* [本文]:
»»

ヒメシャラは、控えめに咲く花や紅葉する葉、美しい樹皮などさまざまな魅力のある樹木です。
シンボルツリーとして人気があるのはもちろん、盆栽を楽しむ方もいます。
ヒメシャラの特徴やシンボルツリーにおすすめの理由、美しい姿を観賞し続けるために必要なお手入れ方法などを見ていきましょう。
- ヒメシャラの観賞ポイント
- ヒメシャラの2種類の樹形
- 【ヒメシャラ栽培】詳しい方法と楽しみ方
ヒメシャラは控えめな白い花が魅力的
ヒメシャラはツバキによく似た白い花を咲かせる落葉樹です。
深緑の葉の中に散りばめられるように咲く花は、控えめですがとても魅力があります。
分類 | 落葉性広葉樹 |
原産地 | 日本(関東以西の本州、四国、九州) |
樹高 | 12~15メートル |
葉の特徴 | やや細長い形をしていて、10~11月に紅葉する |
開花時期 | 6~7月 |
花の特徴 | 5枚の花弁を持つ小ぶりの白い花が咲く |
緑の葉と白い花のコントラストが美しいだけでなく、ヒメシャラは樹皮も独特で味があります。
生長していく過程で樹皮が剥がれるのですが、全体の樹皮が一斉に剥がれ落ちるわけではありません。

««

* [課題内容]: 上の本文によると、ヒメシャラの花が咲くのは何月ですか。月で答えてください。

* [データ抜粋]:
»»

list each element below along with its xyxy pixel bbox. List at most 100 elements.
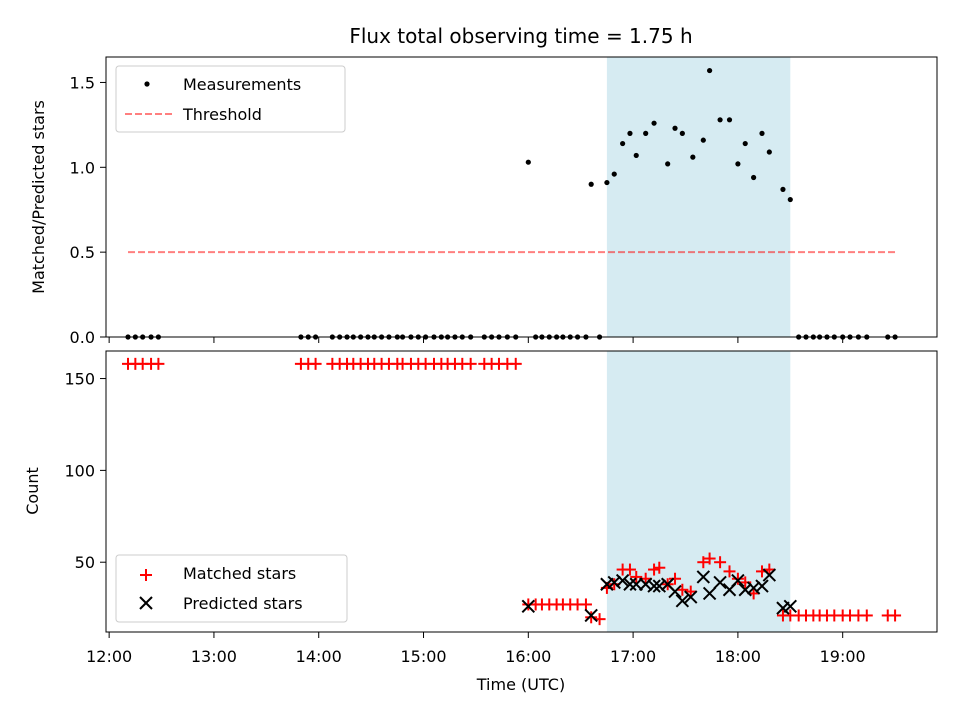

««

* [正答]: 6~7月です。